* What you are asked to do:
Each line below must be set down exactly; omit any image you find.

◆ ◆ ◆ ◆ ◆ ◆ ◆

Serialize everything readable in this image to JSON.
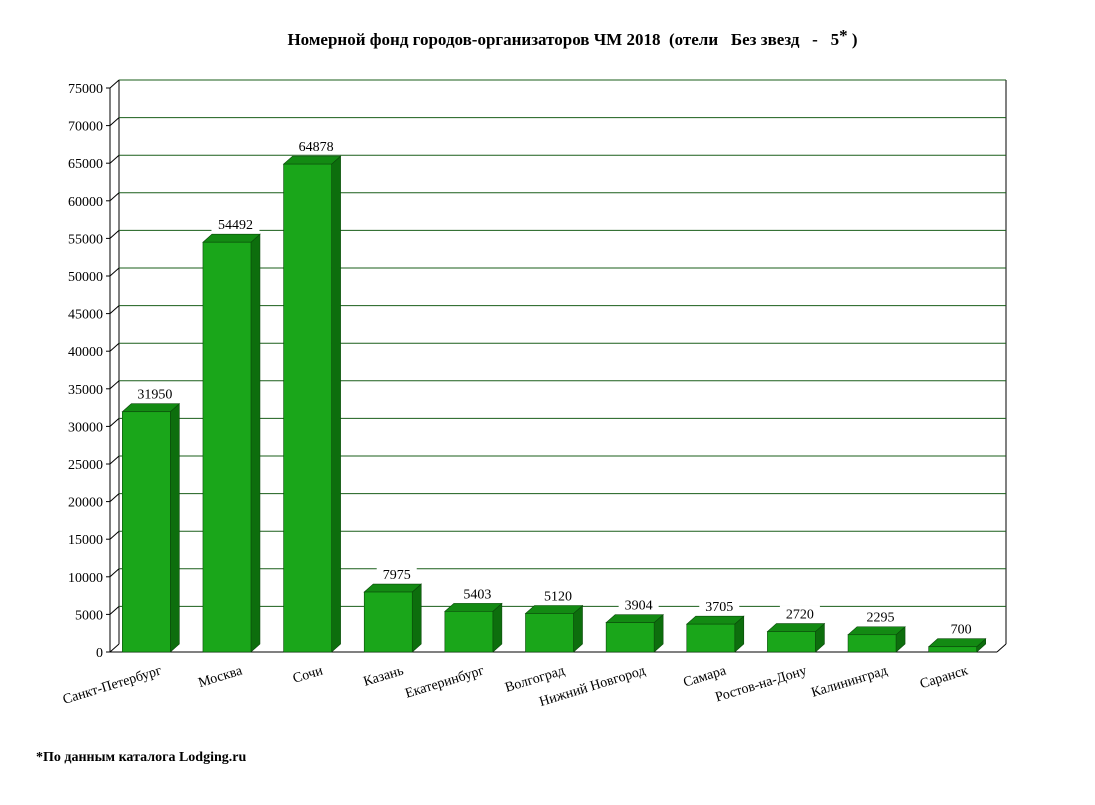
{
  "chart_data": {
    "type": "bar",
    "title_main": "Номерной фонд городов-организаторов ЧМ 2018  (отели   Без звезд   -   5",
    "title_star": "*",
    "title_end": " )",
    "categories": [
      "Санкт-Петербург",
      "Москва",
      "Сочи",
      "Казань",
      "Екатеринбург",
      "Волгоград",
      "Нижний Новгород",
      "Самара",
      "Ростов-на-Дону",
      "Калининград",
      "Саранск"
    ],
    "values": [
      31950,
      54492,
      64878,
      7975,
      5403,
      5120,
      3904,
      3705,
      2720,
      2295,
      700
    ],
    "xlabel": "",
    "ylabel": "",
    "ylim": [
      0,
      75000
    ],
    "yticks": [
      0,
      5000,
      10000,
      15000,
      20000,
      25000,
      30000,
      35000,
      40000,
      45000,
      50000,
      55000,
      60000,
      65000,
      70000,
      75000
    ],
    "grid": true,
    "legend": "none",
    "bar_color": "#1aa61a",
    "bar_side_color": "#0d6e0d",
    "bar_top_color": "#138a13",
    "grid_color": "#1a5e1a"
  },
  "footnote": "*По данным каталога Lodging.ru"
}
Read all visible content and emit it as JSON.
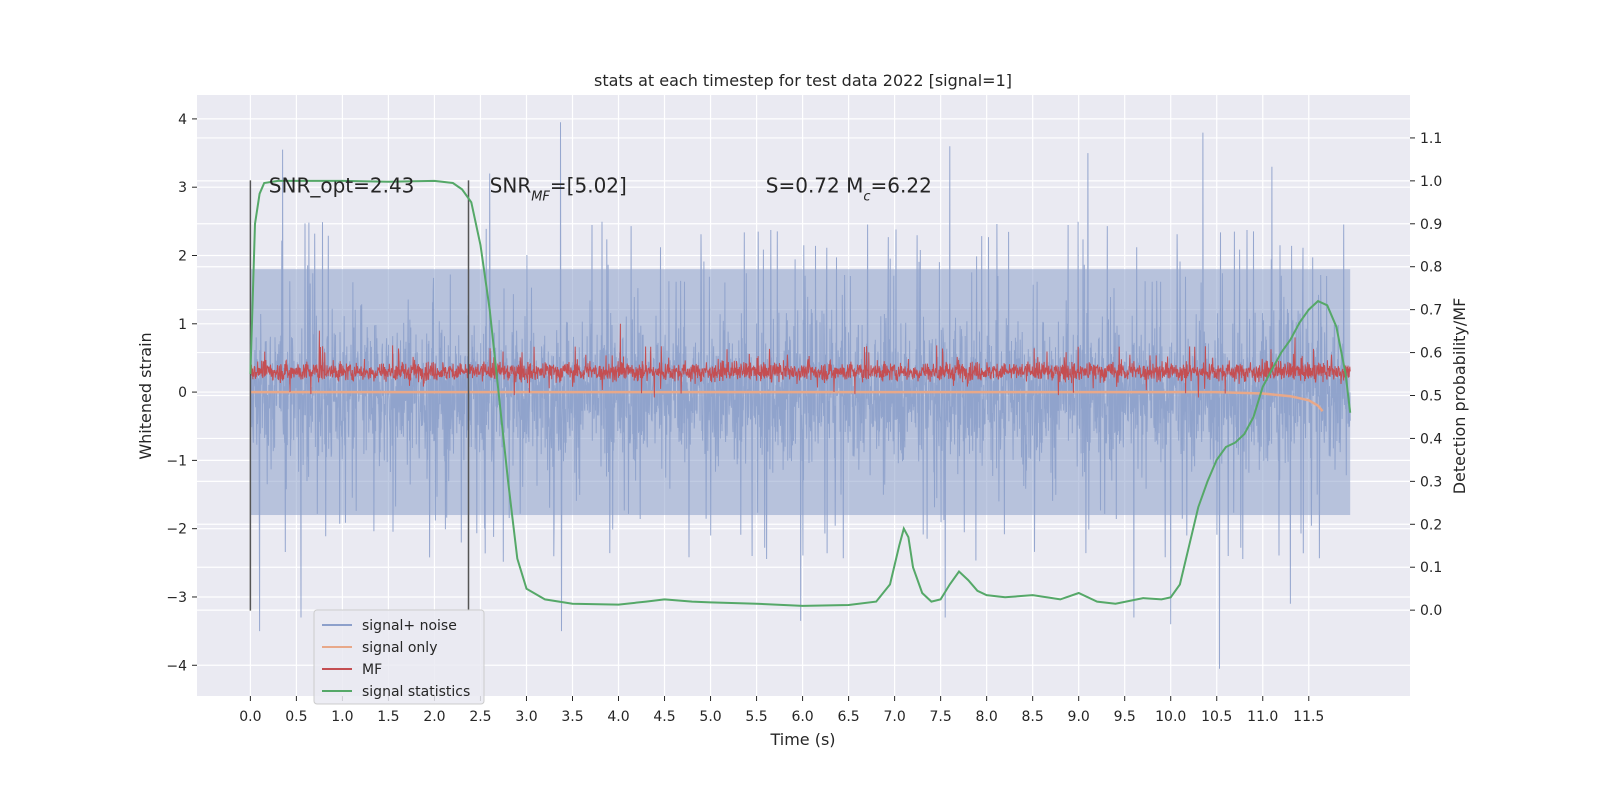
{
  "chart_data": {
    "type": "line",
    "title": "stats at each timestep for test data 2022 [signal=1]",
    "xlabel": "Time (s)",
    "ylabel": "Whitened strain",
    "ylabel_right": "Detection probability/MF",
    "xlim": [
      -0.58,
      12.6
    ],
    "ylim": [
      -4.45,
      4.35
    ],
    "ylim_right": [
      -0.2,
      1.2
    ],
    "x_ticks": [
      0.0,
      0.5,
      1.0,
      1.5,
      2.0,
      2.5,
      3.0,
      3.5,
      4.0,
      4.5,
      5.0,
      5.5,
      6.0,
      6.5,
      7.0,
      7.5,
      8.0,
      8.5,
      9.0,
      9.5,
      10.0,
      10.5,
      11.0,
      11.5
    ],
    "x_tick_labels": [
      "0.0",
      "0.5",
      "1.0",
      "1.5",
      "2.0",
      "2.5",
      "3.0",
      "3.5",
      "4.0",
      "4.5",
      "5.0",
      "5.5",
      "6.0",
      "6.5",
      "7.0",
      "7.5",
      "8.0",
      "8.5",
      "9.0",
      "9.5",
      "10.0",
      "10.5",
      "11.0",
      "11.5"
    ],
    "y_ticks": [
      -4,
      -3,
      -2,
      -1,
      0,
      1,
      2,
      3,
      4
    ],
    "y_tick_labels": [
      "−4",
      "−3",
      "−2",
      "−1",
      "0",
      "1",
      "2",
      "3",
      "4"
    ],
    "y_right_ticks": [
      0.0,
      0.1,
      0.2,
      0.3,
      0.4,
      0.5,
      0.6,
      0.7,
      0.8,
      0.9,
      1.0,
      1.1
    ],
    "y_right_tick_labels": [
      "0.0",
      "0.1",
      "0.2",
      "0.3",
      "0.4",
      "0.5",
      "0.6",
      "0.7",
      "0.8",
      "0.9",
      "1.0",
      "1.1"
    ],
    "grid": true,
    "legend_position": "lower-left",
    "colors": {
      "signal_noise": "#8da0cb",
      "signal_only": "#e8a889",
      "mf": "#c44e52",
      "stats": "#55a868",
      "vline": "#555555",
      "background": "#eaeaf2"
    },
    "vertical_lines": [
      0.0,
      2.37
    ],
    "vertical_line_range": [
      -3.2,
      3.1
    ],
    "annotations": [
      {
        "x": 0.2,
        "y": 3.1,
        "text": "SNR_opt=2.43"
      },
      {
        "x": 2.6,
        "y": 3.1,
        "text": "SNR_MF=[5.02]"
      },
      {
        "x": 5.6,
        "y": 3.1,
        "text": "S=0.72   M_c=6.22"
      }
    ],
    "series": [
      {
        "name": "signal+ noise",
        "axis": "left",
        "style": "noise-band",
        "x_range": [
          0.0,
          11.95
        ],
        "typical_envelope": [
          -1.8,
          1.8
        ],
        "peaks_max": [
          [
            0.35,
            3.55
          ],
          [
            2.6,
            3.2
          ],
          [
            3.37,
            3.95
          ],
          [
            7.6,
            3.6
          ],
          [
            9.1,
            3.5
          ],
          [
            10.35,
            3.8
          ],
          [
            11.1,
            3.3
          ]
        ],
        "peaks_min": [
          [
            0.1,
            -3.5
          ],
          [
            0.55,
            -3.3
          ],
          [
            3.38,
            -3.5
          ],
          [
            5.98,
            -3.35
          ],
          [
            7.55,
            -3.3
          ],
          [
            9.6,
            -3.3
          ],
          [
            10.0,
            -3.4
          ],
          [
            10.53,
            -4.05
          ],
          [
            11.3,
            -3.1
          ]
        ]
      },
      {
        "name": "signal only",
        "axis": "left",
        "x": [
          0.0,
          10.5,
          11.0,
          11.3,
          11.5,
          11.6,
          11.65
        ],
        "y": [
          0.0,
          0.0,
          -0.02,
          -0.06,
          -0.12,
          -0.2,
          -0.28
        ]
      },
      {
        "name": "MF",
        "axis": "left",
        "style": "noise-band",
        "x_range": [
          0.0,
          11.95
        ],
        "typical_envelope": [
          0.0,
          0.6
        ],
        "peaks_max": [
          [
            0.75,
            0.9
          ],
          [
            4.02,
            1.0
          ],
          [
            11.35,
            0.8
          ]
        ]
      },
      {
        "name": "signal statistics",
        "axis": "right",
        "x": [
          0.0,
          0.05,
          0.1,
          0.15,
          0.3,
          0.5,
          1.0,
          1.5,
          2.0,
          2.2,
          2.3,
          2.4,
          2.5,
          2.6,
          2.7,
          2.8,
          2.9,
          3.0,
          3.2,
          3.5,
          4.0,
          4.3,
          4.5,
          4.8,
          5.0,
          5.5,
          6.0,
          6.5,
          6.8,
          6.95,
          7.05,
          7.1,
          7.15,
          7.2,
          7.3,
          7.4,
          7.5,
          7.6,
          7.7,
          7.8,
          7.9,
          8.0,
          8.2,
          8.5,
          8.8,
          9.0,
          9.2,
          9.4,
          9.7,
          9.9,
          10.0,
          10.1,
          10.2,
          10.3,
          10.4,
          10.5,
          10.6,
          10.7,
          10.8,
          10.9,
          11.0,
          11.1,
          11.2,
          11.3,
          11.4,
          11.5,
          11.6,
          11.7,
          11.8,
          11.9,
          11.95
        ],
        "y": [
          0.55,
          0.9,
          0.97,
          0.995,
          1.0,
          1.0,
          1.0,
          0.998,
          1.0,
          0.995,
          0.98,
          0.95,
          0.85,
          0.7,
          0.5,
          0.3,
          0.12,
          0.05,
          0.025,
          0.015,
          0.013,
          0.02,
          0.025,
          0.02,
          0.018,
          0.015,
          0.01,
          0.012,
          0.02,
          0.06,
          0.15,
          0.19,
          0.17,
          0.1,
          0.04,
          0.02,
          0.025,
          0.06,
          0.09,
          0.07,
          0.045,
          0.035,
          0.03,
          0.035,
          0.025,
          0.04,
          0.02,
          0.015,
          0.028,
          0.025,
          0.03,
          0.06,
          0.15,
          0.24,
          0.3,
          0.35,
          0.38,
          0.39,
          0.41,
          0.45,
          0.52,
          0.56,
          0.6,
          0.63,
          0.67,
          0.7,
          0.72,
          0.71,
          0.66,
          0.55,
          0.46
        ]
      }
    ]
  }
}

◆ ◆ ◆ ◆ ◆ ◆ ◆

* The result:
Serialize everything readable in this image to JSON.
{
  "chart_data": {
    "type": "bar",
    "title_main": "Номерной фонд городов-организаторов ЧМ 2018  (отели   Без звезд   -   5",
    "title_star": "*",
    "title_end": " )",
    "categories": [
      "Санкт-Петербург",
      "Москва",
      "Сочи",
      "Казань",
      "Екатеринбург",
      "Волгоград",
      "Нижний Новгород",
      "Самара",
      "Ростов-на-Дону",
      "Калининград",
      "Саранск"
    ],
    "values": [
      31950,
      54492,
      64878,
      7975,
      5403,
      5120,
      3904,
      3705,
      2720,
      2295,
      700
    ],
    "xlabel": "",
    "ylabel": "",
    "ylim": [
      0,
      75000
    ],
    "yticks": [
      0,
      5000,
      10000,
      15000,
      20000,
      25000,
      30000,
      35000,
      40000,
      45000,
      50000,
      55000,
      60000,
      65000,
      70000,
      75000
    ],
    "grid": true,
    "legend": "none",
    "bar_color": "#1aa61a",
    "bar_side_color": "#0d6e0d",
    "bar_top_color": "#138a13",
    "grid_color": "#1a5e1a"
  },
  "footnote": "*По данным каталога Lodging.ru"
}
Read all visible content and emit it as JSON.
{
  "chart_data": {
    "type": "line",
    "title": "stats at each timestep for test data 2022 [signal=1]",
    "xlabel": "Time (s)",
    "ylabel": "Whitened strain",
    "ylabel_right": "Detection probability/MF",
    "xlim": [
      -0.58,
      12.6
    ],
    "ylim": [
      -4.45,
      4.35
    ],
    "ylim_right": [
      -0.2,
      1.2
    ],
    "x_ticks": [
      0.0,
      0.5,
      1.0,
      1.5,
      2.0,
      2.5,
      3.0,
      3.5,
      4.0,
      4.5,
      5.0,
      5.5,
      6.0,
      6.5,
      7.0,
      7.5,
      8.0,
      8.5,
      9.0,
      9.5,
      10.0,
      10.5,
      11.0,
      11.5
    ],
    "x_tick_labels": [
      "0.0",
      "0.5",
      "1.0",
      "1.5",
      "2.0",
      "2.5",
      "3.0",
      "3.5",
      "4.0",
      "4.5",
      "5.0",
      "5.5",
      "6.0",
      "6.5",
      "7.0",
      "7.5",
      "8.0",
      "8.5",
      "9.0",
      "9.5",
      "10.0",
      "10.5",
      "11.0",
      "11.5"
    ],
    "y_ticks": [
      -4,
      -3,
      -2,
      -1,
      0,
      1,
      2,
      3,
      4
    ],
    "y_tick_labels": [
      "−4",
      "−3",
      "−2",
      "−1",
      "0",
      "1",
      "2",
      "3",
      "4"
    ],
    "y_right_ticks": [
      0.0,
      0.1,
      0.2,
      0.3,
      0.4,
      0.5,
      0.6,
      0.7,
      0.8,
      0.9,
      1.0,
      1.1
    ],
    "y_right_tick_labels": [
      "0.0",
      "0.1",
      "0.2",
      "0.3",
      "0.4",
      "0.5",
      "0.6",
      "0.7",
      "0.8",
      "0.9",
      "1.0",
      "1.1"
    ],
    "grid": true,
    "legend_position": "lower-left",
    "colors": {
      "signal_noise": "#8da0cb",
      "signal_only": "#e8a889",
      "mf": "#c44e52",
      "stats": "#55a868",
      "vline": "#555555",
      "background": "#eaeaf2"
    },
    "vertical_lines": [
      0.0,
      2.37
    ],
    "vertical_line_range": [
      -3.2,
      3.1
    ],
    "annotations": [
      {
        "x": 0.2,
        "y": 3.1,
        "text": "SNR_opt=2.43"
      },
      {
        "x": 2.6,
        "y": 3.1,
        "text": "SNR_MF=[5.02]"
      },
      {
        "x": 5.6,
        "y": 3.1,
        "text": "S=0.72   M_c=6.22"
      }
    ],
    "series": [
      {
        "name": "signal+ noise",
        "axis": "left",
        "style": "noise-band",
        "x_range": [
          0.0,
          11.95
        ],
        "typical_envelope": [
          -1.8,
          1.8
        ],
        "peaks_max": [
          [
            0.35,
            3.55
          ],
          [
            2.6,
            3.2
          ],
          [
            3.37,
            3.95
          ],
          [
            7.6,
            3.6
          ],
          [
            9.1,
            3.5
          ],
          [
            10.35,
            3.8
          ],
          [
            11.1,
            3.3
          ]
        ],
        "peaks_min": [
          [
            0.1,
            -3.5
          ],
          [
            0.55,
            -3.3
          ],
          [
            3.38,
            -3.5
          ],
          [
            5.98,
            -3.35
          ],
          [
            7.55,
            -3.3
          ],
          [
            9.6,
            -3.3
          ],
          [
            10.0,
            -3.4
          ],
          [
            10.53,
            -4.05
          ],
          [
            11.3,
            -3.1
          ]
        ]
      },
      {
        "name": "signal only",
        "axis": "left",
        "x": [
          0.0,
          10.5,
          11.0,
          11.3,
          11.5,
          11.6,
          11.65
        ],
        "y": [
          0.0,
          0.0,
          -0.02,
          -0.06,
          -0.12,
          -0.2,
          -0.28
        ]
      },
      {
        "name": "MF",
        "axis": "left",
        "style": "noise-band",
        "x_range": [
          0.0,
          11.95
        ],
        "typical_envelope": [
          0.0,
          0.6
        ],
        "peaks_max": [
          [
            0.75,
            0.9
          ],
          [
            4.02,
            1.0
          ],
          [
            11.35,
            0.8
          ]
        ]
      },
      {
        "name": "signal statistics",
        "axis": "right",
        "x": [
          0.0,
          0.05,
          0.1,
          0.15,
          0.3,
          0.5,
          1.0,
          1.5,
          2.0,
          2.2,
          2.3,
          2.4,
          2.5,
          2.6,
          2.7,
          2.8,
          2.9,
          3.0,
          3.2,
          3.5,
          4.0,
          4.3,
          4.5,
          4.8,
          5.0,
          5.5,
          6.0,
          6.5,
          6.8,
          6.95,
          7.05,
          7.1,
          7.15,
          7.2,
          7.3,
          7.4,
          7.5,
          7.6,
          7.7,
          7.8,
          7.9,
          8.0,
          8.2,
          8.5,
          8.8,
          9.0,
          9.2,
          9.4,
          9.7,
          9.9,
          10.0,
          10.1,
          10.2,
          10.3,
          10.4,
          10.5,
          10.6,
          10.7,
          10.8,
          10.9,
          11.0,
          11.1,
          11.2,
          11.3,
          11.4,
          11.5,
          11.6,
          11.7,
          11.8,
          11.9,
          11.95
        ],
        "y": [
          0.55,
          0.9,
          0.97,
          0.995,
          1.0,
          1.0,
          1.0,
          0.998,
          1.0,
          0.995,
          0.98,
          0.95,
          0.85,
          0.7,
          0.5,
          0.3,
          0.12,
          0.05,
          0.025,
          0.015,
          0.013,
          0.02,
          0.025,
          0.02,
          0.018,
          0.015,
          0.01,
          0.012,
          0.02,
          0.06,
          0.15,
          0.19,
          0.17,
          0.1,
          0.04,
          0.02,
          0.025,
          0.06,
          0.09,
          0.07,
          0.045,
          0.035,
          0.03,
          0.035,
          0.025,
          0.04,
          0.02,
          0.015,
          0.028,
          0.025,
          0.03,
          0.06,
          0.15,
          0.24,
          0.3,
          0.35,
          0.38,
          0.39,
          0.41,
          0.45,
          0.52,
          0.56,
          0.6,
          0.63,
          0.67,
          0.7,
          0.72,
          0.71,
          0.66,
          0.55,
          0.46
        ]
      }
    ]
  }
}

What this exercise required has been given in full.